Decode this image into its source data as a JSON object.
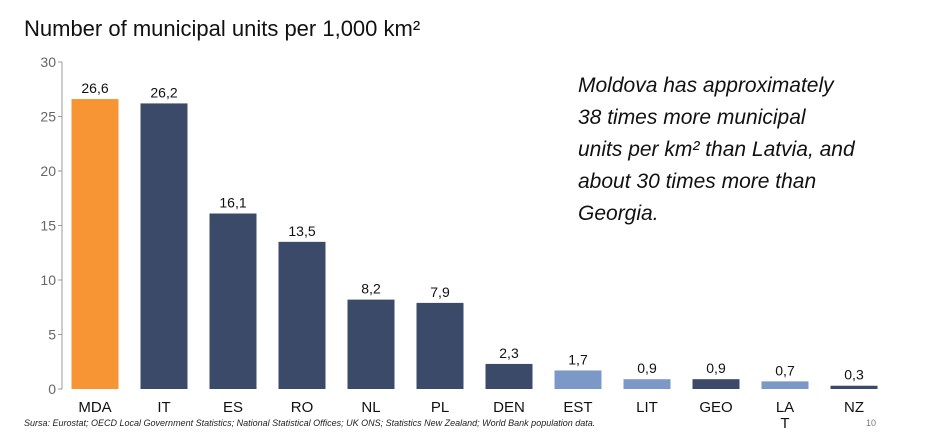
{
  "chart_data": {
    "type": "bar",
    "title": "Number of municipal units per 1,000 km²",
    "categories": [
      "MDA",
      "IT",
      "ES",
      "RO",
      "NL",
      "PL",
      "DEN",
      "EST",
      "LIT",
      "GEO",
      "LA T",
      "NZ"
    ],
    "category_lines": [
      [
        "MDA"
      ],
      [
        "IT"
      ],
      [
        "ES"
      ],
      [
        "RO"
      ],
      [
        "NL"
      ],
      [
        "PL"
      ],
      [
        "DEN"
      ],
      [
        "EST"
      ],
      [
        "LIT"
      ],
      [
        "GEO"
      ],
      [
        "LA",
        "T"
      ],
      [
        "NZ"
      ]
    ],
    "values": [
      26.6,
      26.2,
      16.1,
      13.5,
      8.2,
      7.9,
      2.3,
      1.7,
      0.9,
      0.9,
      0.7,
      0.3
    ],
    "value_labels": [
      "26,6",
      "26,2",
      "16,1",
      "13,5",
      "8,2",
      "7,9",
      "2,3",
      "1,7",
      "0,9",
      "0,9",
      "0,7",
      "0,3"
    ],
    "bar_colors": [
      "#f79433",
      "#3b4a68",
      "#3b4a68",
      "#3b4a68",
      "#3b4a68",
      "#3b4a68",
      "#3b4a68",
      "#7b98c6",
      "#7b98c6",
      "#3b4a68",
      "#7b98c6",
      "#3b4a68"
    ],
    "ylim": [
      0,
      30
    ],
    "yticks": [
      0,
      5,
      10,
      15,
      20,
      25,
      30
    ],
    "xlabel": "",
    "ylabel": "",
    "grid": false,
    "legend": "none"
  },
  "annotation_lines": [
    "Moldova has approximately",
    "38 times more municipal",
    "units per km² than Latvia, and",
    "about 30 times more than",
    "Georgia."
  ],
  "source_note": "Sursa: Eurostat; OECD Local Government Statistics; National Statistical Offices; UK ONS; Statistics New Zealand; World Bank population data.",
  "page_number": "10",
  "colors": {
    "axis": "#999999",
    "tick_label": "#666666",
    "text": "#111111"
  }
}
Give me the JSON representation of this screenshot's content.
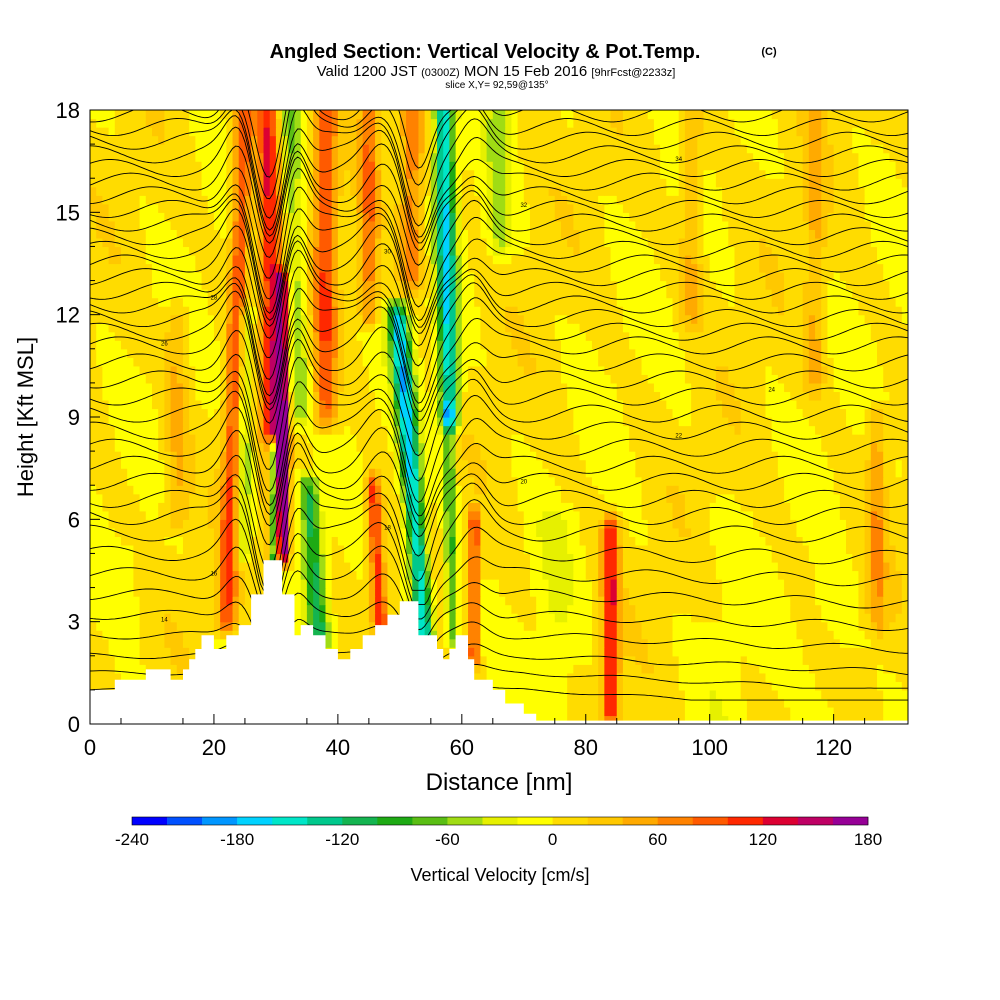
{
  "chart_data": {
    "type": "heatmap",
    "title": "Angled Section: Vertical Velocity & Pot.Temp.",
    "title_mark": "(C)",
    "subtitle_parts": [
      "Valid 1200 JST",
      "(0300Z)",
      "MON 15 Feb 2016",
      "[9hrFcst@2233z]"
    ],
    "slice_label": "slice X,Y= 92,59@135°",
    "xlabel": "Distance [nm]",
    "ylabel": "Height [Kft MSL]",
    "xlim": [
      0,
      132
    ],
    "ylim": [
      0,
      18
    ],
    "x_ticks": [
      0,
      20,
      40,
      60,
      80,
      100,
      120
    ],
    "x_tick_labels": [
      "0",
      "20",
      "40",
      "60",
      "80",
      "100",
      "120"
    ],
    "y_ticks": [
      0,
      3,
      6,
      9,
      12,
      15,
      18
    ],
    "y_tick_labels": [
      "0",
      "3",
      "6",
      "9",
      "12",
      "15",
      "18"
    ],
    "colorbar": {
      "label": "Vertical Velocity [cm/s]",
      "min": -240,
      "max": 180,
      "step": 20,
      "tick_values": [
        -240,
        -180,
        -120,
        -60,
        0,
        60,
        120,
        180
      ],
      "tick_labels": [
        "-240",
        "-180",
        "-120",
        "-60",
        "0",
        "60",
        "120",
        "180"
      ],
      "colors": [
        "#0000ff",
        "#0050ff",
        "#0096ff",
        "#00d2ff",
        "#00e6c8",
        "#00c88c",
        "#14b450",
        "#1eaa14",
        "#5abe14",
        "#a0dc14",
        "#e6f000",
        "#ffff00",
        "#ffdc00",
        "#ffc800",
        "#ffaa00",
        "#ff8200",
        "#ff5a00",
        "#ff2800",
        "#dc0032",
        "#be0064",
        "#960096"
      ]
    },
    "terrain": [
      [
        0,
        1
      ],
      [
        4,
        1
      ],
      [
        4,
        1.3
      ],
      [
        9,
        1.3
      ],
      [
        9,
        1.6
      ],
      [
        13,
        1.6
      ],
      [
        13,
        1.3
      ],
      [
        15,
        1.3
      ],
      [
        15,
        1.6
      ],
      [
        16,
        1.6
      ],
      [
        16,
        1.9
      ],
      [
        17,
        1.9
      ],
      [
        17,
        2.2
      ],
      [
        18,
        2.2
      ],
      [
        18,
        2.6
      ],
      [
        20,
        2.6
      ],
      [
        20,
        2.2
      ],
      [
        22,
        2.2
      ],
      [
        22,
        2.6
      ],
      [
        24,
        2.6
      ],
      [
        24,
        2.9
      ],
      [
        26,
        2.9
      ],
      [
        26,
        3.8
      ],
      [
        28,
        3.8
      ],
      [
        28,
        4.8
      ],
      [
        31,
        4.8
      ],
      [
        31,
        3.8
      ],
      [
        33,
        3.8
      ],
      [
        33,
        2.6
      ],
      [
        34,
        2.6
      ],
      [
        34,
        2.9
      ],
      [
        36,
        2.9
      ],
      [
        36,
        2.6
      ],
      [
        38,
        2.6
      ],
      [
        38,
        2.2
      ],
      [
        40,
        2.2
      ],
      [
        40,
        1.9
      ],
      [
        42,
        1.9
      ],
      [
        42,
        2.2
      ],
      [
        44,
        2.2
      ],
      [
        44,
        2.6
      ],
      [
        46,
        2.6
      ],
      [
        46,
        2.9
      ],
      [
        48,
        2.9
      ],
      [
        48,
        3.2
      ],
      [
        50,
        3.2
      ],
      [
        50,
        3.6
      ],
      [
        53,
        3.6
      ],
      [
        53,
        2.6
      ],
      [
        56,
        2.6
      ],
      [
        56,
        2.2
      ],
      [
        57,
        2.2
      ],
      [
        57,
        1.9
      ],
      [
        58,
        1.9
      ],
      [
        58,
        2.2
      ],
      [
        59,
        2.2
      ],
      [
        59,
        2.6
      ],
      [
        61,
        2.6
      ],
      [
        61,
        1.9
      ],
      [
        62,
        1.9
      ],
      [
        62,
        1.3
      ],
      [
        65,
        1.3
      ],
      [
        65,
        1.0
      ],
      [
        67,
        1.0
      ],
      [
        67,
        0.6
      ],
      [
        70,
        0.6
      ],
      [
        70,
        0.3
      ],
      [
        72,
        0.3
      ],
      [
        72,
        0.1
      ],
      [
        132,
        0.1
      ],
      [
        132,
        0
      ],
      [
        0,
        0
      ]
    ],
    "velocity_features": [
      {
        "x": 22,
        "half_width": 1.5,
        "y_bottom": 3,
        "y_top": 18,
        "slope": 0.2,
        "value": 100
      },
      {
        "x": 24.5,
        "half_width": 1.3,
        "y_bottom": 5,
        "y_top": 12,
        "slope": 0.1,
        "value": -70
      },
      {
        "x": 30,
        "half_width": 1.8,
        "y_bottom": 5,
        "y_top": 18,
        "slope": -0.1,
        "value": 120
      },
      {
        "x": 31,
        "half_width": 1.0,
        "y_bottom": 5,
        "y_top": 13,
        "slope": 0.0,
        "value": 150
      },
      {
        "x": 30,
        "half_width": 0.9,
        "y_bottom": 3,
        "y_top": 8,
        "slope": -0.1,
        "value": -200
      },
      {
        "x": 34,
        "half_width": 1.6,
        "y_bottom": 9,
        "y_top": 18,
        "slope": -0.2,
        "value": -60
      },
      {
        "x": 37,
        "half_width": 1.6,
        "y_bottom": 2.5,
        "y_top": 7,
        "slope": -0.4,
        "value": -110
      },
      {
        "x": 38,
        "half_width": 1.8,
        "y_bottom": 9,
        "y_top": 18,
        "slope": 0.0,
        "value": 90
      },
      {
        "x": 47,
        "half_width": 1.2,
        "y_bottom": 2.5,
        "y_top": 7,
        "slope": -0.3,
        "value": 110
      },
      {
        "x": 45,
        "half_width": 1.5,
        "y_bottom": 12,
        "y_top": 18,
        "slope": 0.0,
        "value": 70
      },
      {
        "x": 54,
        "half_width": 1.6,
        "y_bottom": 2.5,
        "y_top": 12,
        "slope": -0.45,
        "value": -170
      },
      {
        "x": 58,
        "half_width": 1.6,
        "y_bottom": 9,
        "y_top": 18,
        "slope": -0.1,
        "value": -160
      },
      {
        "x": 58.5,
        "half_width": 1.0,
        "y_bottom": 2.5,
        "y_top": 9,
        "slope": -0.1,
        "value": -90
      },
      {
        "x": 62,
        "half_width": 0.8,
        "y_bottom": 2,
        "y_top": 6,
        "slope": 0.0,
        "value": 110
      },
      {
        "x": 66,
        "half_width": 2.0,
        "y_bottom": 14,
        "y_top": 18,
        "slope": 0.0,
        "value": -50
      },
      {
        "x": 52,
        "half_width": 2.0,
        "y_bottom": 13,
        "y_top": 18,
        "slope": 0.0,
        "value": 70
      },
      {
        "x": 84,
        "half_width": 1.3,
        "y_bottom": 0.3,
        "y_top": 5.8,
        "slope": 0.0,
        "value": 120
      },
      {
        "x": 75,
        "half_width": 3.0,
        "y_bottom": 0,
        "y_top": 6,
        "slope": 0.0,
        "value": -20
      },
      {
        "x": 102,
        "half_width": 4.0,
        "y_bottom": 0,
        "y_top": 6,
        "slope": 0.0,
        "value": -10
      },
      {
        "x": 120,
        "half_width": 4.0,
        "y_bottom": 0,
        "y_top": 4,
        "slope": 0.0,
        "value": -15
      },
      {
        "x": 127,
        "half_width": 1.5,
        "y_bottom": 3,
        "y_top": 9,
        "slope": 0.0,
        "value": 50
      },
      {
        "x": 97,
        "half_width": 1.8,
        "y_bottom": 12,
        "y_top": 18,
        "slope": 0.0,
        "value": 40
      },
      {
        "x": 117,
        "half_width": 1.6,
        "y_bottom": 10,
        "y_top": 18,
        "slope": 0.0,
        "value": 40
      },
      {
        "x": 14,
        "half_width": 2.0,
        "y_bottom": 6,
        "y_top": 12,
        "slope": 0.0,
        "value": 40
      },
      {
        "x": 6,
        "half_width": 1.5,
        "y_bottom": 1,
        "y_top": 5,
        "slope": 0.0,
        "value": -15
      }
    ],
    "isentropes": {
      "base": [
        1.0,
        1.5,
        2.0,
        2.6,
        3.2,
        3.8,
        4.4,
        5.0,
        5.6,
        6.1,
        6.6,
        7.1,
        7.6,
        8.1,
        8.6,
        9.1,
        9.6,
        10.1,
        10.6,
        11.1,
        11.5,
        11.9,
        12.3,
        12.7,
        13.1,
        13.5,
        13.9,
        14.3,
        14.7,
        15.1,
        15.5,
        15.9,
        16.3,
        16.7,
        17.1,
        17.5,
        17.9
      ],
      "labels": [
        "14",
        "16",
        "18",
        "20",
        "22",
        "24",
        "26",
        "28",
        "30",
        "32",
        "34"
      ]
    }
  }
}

## [WHAT IS BEING ASKED]
Pull out every line holding "this" from the records above, and copy it.

## [COMPLETE RESPONSE]
Decode this image into its source data as a JSON object.
Give me the JSON representation of this screenshot's content.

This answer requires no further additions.